▶ [Instructions to follow]: Copy the data that follows exactly. Include no pictures.
** begin Provided data **
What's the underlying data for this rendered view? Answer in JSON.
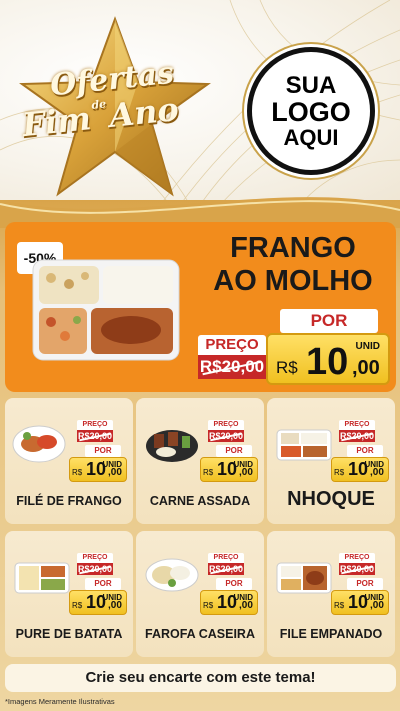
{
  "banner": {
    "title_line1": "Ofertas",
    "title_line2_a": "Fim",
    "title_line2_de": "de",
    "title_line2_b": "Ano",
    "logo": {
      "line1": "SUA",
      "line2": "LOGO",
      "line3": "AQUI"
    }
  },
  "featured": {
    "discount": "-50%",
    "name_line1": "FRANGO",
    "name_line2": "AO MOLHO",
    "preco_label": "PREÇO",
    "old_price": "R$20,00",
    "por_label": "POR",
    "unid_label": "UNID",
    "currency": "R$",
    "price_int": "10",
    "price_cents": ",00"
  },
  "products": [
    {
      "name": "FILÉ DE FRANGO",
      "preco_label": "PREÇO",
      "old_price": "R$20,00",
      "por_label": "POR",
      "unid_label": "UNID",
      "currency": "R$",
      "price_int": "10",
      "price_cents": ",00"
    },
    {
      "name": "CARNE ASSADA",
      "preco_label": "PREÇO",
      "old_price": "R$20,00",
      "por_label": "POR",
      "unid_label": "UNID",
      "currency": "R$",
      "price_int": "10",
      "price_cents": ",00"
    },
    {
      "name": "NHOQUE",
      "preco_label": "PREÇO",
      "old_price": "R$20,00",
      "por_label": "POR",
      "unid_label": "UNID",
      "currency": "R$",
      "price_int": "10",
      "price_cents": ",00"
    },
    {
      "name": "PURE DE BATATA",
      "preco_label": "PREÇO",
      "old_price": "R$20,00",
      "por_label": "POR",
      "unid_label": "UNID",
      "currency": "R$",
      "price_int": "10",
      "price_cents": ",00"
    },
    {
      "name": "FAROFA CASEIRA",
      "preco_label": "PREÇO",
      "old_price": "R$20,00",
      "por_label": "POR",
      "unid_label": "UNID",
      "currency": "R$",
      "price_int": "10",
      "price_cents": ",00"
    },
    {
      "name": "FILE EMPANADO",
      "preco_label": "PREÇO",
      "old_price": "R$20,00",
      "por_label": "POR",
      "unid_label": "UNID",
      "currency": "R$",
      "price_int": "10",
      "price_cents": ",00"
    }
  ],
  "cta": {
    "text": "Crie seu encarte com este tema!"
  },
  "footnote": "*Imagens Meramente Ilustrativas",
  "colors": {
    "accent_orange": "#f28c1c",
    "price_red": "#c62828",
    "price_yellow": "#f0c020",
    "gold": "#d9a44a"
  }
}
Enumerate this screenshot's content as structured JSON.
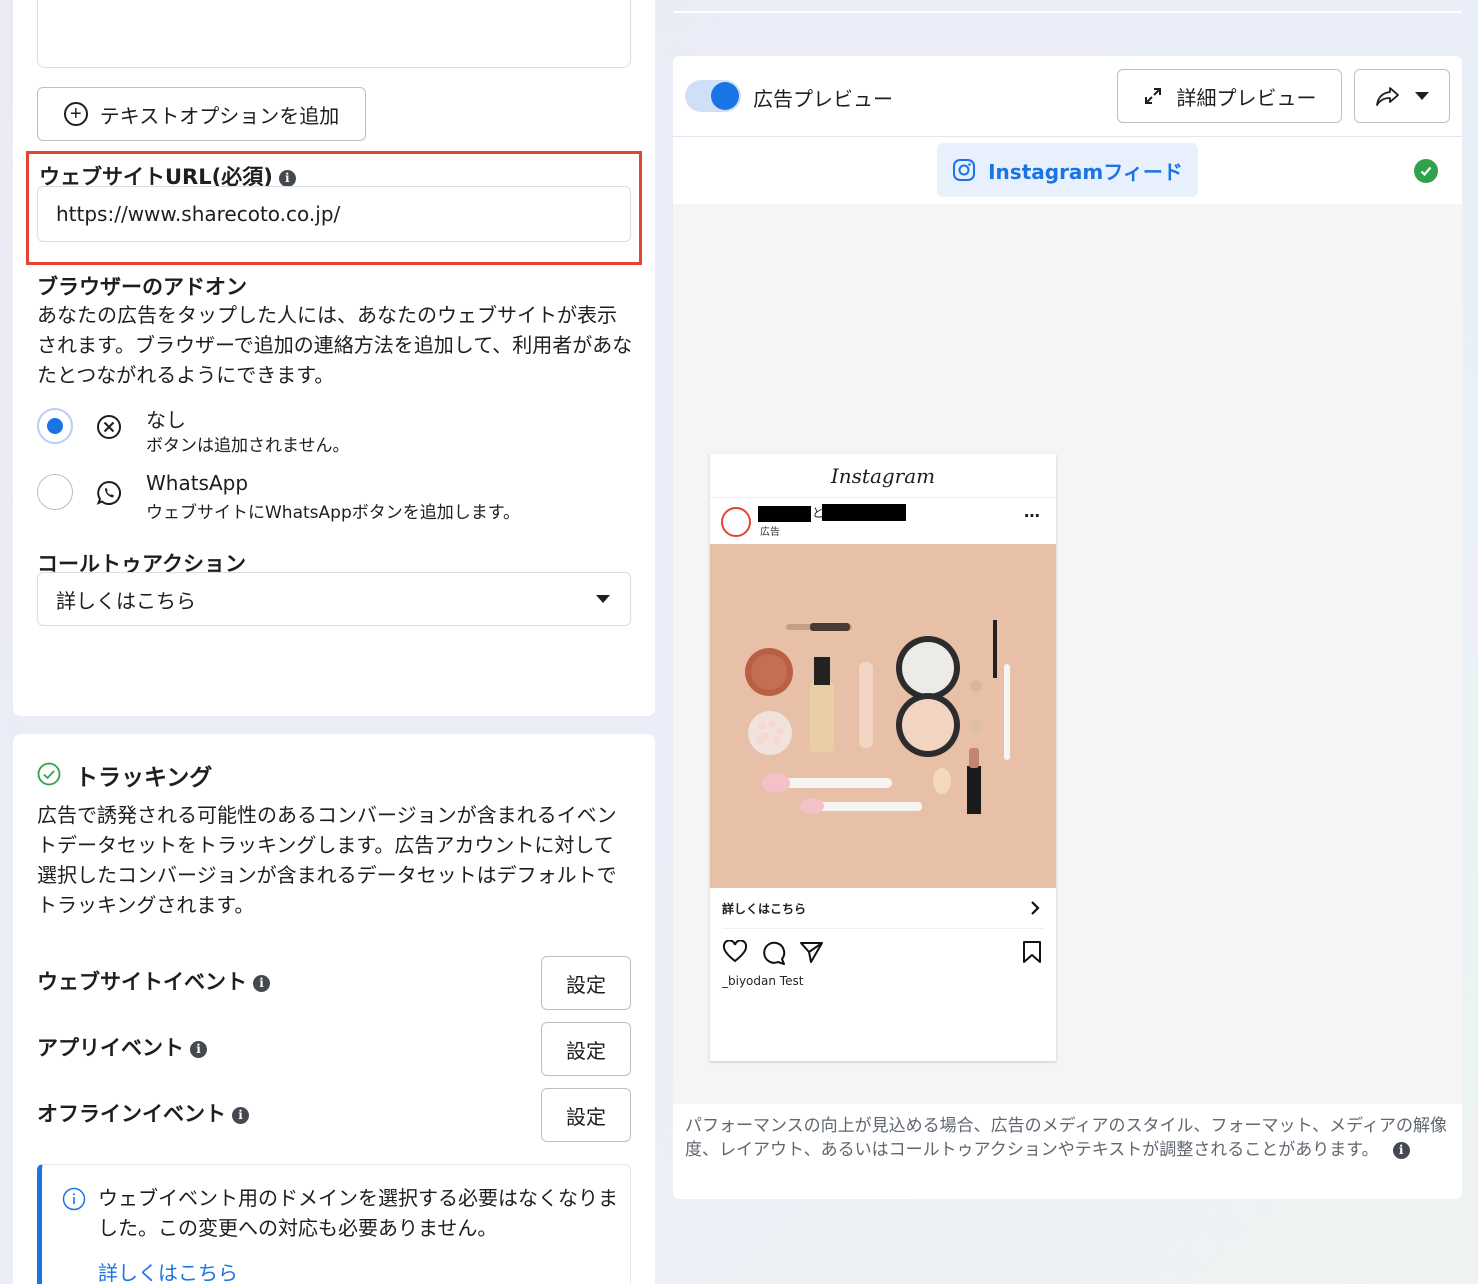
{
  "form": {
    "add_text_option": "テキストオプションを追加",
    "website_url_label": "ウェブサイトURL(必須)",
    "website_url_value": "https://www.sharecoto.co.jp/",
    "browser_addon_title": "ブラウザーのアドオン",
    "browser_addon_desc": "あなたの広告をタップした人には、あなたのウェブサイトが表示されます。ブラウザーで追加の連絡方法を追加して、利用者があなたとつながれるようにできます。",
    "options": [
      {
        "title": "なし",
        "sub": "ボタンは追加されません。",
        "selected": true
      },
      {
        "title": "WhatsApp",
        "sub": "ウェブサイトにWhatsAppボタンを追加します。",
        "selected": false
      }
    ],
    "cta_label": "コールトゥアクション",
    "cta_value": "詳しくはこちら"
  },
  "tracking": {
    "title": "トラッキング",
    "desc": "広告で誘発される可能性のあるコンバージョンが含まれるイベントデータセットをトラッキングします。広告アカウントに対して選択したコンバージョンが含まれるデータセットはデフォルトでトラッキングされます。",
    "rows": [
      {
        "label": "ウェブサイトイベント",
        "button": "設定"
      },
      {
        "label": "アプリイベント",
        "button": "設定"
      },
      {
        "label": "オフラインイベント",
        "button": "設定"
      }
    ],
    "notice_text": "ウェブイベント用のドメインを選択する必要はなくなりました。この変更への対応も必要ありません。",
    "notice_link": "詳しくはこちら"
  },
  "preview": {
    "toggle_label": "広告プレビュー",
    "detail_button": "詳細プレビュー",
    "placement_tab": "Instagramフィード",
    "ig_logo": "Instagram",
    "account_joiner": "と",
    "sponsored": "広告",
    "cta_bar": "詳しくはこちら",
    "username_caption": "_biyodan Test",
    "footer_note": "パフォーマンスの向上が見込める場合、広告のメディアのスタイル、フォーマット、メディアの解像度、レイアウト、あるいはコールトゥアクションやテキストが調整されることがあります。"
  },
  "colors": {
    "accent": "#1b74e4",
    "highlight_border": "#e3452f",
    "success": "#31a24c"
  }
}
** end Provided data **
▶ [Finished exercise]:
What's the underlying data for this rendered view? Answer in JSON.
{
  "banner": {
    "title_line1": "Ofertas",
    "title_line2_a": "Fim",
    "title_line2_de": "de",
    "title_line2_b": "Ano",
    "logo": {
      "line1": "SUA",
      "line2": "LOGO",
      "line3": "AQUI"
    }
  },
  "featured": {
    "discount": "-50%",
    "name_line1": "FRANGO",
    "name_line2": "AO MOLHO",
    "preco_label": "PREÇO",
    "old_price": "R$20,00",
    "por_label": "POR",
    "unid_label": "UNID",
    "currency": "R$",
    "price_int": "10",
    "price_cents": ",00"
  },
  "products": [
    {
      "name": "FILÉ DE FRANGO",
      "preco_label": "PREÇO",
      "old_price": "R$20,00",
      "por_label": "POR",
      "unid_label": "UNID",
      "currency": "R$",
      "price_int": "10",
      "price_cents": ",00"
    },
    {
      "name": "CARNE ASSADA",
      "preco_label": "PREÇO",
      "old_price": "R$20,00",
      "por_label": "POR",
      "unid_label": "UNID",
      "currency": "R$",
      "price_int": "10",
      "price_cents": ",00"
    },
    {
      "name": "NHOQUE",
      "preco_label": "PREÇO",
      "old_price": "R$20,00",
      "por_label": "POR",
      "unid_label": "UNID",
      "currency": "R$",
      "price_int": "10",
      "price_cents": ",00"
    },
    {
      "name": "PURE DE BATATA",
      "preco_label": "PREÇO",
      "old_price": "R$20,00",
      "por_label": "POR",
      "unid_label": "UNID",
      "currency": "R$",
      "price_int": "10",
      "price_cents": ",00"
    },
    {
      "name": "FAROFA CASEIRA",
      "preco_label": "PREÇO",
      "old_price": "R$20,00",
      "por_label": "POR",
      "unid_label": "UNID",
      "currency": "R$",
      "price_int": "10",
      "price_cents": ",00"
    },
    {
      "name": "FILE EMPANADO",
      "preco_label": "PREÇO",
      "old_price": "R$20,00",
      "por_label": "POR",
      "unid_label": "UNID",
      "currency": "R$",
      "price_int": "10",
      "price_cents": ",00"
    }
  ],
  "cta": {
    "text": "Crie seu encarte com este tema!"
  },
  "footnote": "*Imagens Meramente Ilustrativas",
  "colors": {
    "accent_orange": "#f28c1c",
    "price_red": "#c62828",
    "price_yellow": "#f0c020",
    "gold": "#d9a44a"
  }
}
Enumerate this screenshot's content as structured JSON.
{
  "form": {
    "add_text_option": "テキストオプションを追加",
    "website_url_label": "ウェブサイトURL(必須)",
    "website_url_value": "https://www.sharecoto.co.jp/",
    "browser_addon_title": "ブラウザーのアドオン",
    "browser_addon_desc": "あなたの広告をタップした人には、あなたのウェブサイトが表示されます。ブラウザーで追加の連絡方法を追加して、利用者があなたとつながれるようにできます。",
    "options": [
      {
        "title": "なし",
        "sub": "ボタンは追加されません。",
        "selected": true
      },
      {
        "title": "WhatsApp",
        "sub": "ウェブサイトにWhatsAppボタンを追加します。",
        "selected": false
      }
    ],
    "cta_label": "コールトゥアクション",
    "cta_value": "詳しくはこちら"
  },
  "tracking": {
    "title": "トラッキング",
    "desc": "広告で誘発される可能性のあるコンバージョンが含まれるイベントデータセットをトラッキングします。広告アカウントに対して選択したコンバージョンが含まれるデータセットはデフォルトでトラッキングされます。",
    "rows": [
      {
        "label": "ウェブサイトイベント",
        "button": "設定"
      },
      {
        "label": "アプリイベント",
        "button": "設定"
      },
      {
        "label": "オフラインイベント",
        "button": "設定"
      }
    ],
    "notice_text": "ウェブイベント用のドメインを選択する必要はなくなりました。この変更への対応も必要ありません。",
    "notice_link": "詳しくはこちら"
  },
  "preview": {
    "toggle_label": "広告プレビュー",
    "detail_button": "詳細プレビュー",
    "placement_tab": "Instagramフィード",
    "ig_logo": "Instagram",
    "account_joiner": "と",
    "sponsored": "広告",
    "cta_bar": "詳しくはこちら",
    "username_caption": "_biyodan Test",
    "footer_note": "パフォーマンスの向上が見込める場合、広告のメディアのスタイル、フォーマット、メディアの解像度、レイアウト、あるいはコールトゥアクションやテキストが調整されることがあります。"
  },
  "colors": {
    "accent": "#1b74e4",
    "highlight_border": "#e3452f",
    "success": "#31a24c"
  }
}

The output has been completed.